Dataset excerpts:
▽
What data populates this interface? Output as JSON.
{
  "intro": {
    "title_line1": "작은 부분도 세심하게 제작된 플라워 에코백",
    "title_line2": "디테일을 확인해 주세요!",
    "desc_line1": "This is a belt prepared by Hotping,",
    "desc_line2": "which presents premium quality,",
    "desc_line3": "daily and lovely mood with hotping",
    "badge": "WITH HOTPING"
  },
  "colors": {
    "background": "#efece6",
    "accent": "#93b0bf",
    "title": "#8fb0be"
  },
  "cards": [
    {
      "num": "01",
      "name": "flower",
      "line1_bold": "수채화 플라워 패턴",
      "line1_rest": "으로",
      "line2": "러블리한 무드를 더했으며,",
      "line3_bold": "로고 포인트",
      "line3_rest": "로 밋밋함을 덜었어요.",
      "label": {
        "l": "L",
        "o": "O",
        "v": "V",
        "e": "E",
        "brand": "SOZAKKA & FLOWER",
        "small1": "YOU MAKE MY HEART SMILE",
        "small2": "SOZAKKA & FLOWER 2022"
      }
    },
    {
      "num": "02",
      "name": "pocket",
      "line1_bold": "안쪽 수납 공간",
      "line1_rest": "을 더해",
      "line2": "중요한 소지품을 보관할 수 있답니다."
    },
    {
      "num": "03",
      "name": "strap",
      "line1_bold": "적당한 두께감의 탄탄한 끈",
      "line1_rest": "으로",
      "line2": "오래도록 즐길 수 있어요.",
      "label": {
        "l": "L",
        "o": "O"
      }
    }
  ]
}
△
• WHAT IS EXPECTED
Make an exact copy of all the data.

• EXERCISE SOLUTION
What data populates this interface? Output as JSON.
{
  "intro": {
    "title_line1": "작은 부분도 세심하게 제작된 플라워 에코백",
    "title_line2": "디테일을 확인해 주세요!",
    "desc_line1": "This is a belt prepared by Hotping,",
    "desc_line2": "which presents premium quality,",
    "desc_line3": "daily and lovely mood with hotping",
    "badge": "WITH HOTPING"
  },
  "colors": {
    "background": "#efece6",
    "accent": "#93b0bf",
    "title": "#8fb0be"
  },
  "cards": [
    {
      "num": "01",
      "name": "flower",
      "line1_bold": "수채화 플라워 패턴",
      "line1_rest": "으로",
      "line2": "러블리한 무드를 더했으며,",
      "line3_bold": "로고 포인트",
      "line3_rest": "로 밋밋함을 덜었어요.",
      "label": {
        "l": "L",
        "o": "O",
        "v": "V",
        "e": "E",
        "brand": "SOZAKKA & FLOWER",
        "small1": "YOU MAKE MY HEART SMILE",
        "small2": "SOZAKKA & FLOWER 2022"
      }
    },
    {
      "num": "02",
      "name": "pocket",
      "line1_bold": "안쪽 수납 공간",
      "line1_rest": "을 더해",
      "line2": "중요한 소지품을 보관할 수 있답니다."
    },
    {
      "num": "03",
      "name": "strap",
      "line1_bold": "적당한 두께감의 탄탄한 끈",
      "line1_rest": "으로",
      "line2": "오래도록 즐길 수 있어요.",
      "label": {
        "l": "L",
        "o": "O"
      }
    }
  ]
}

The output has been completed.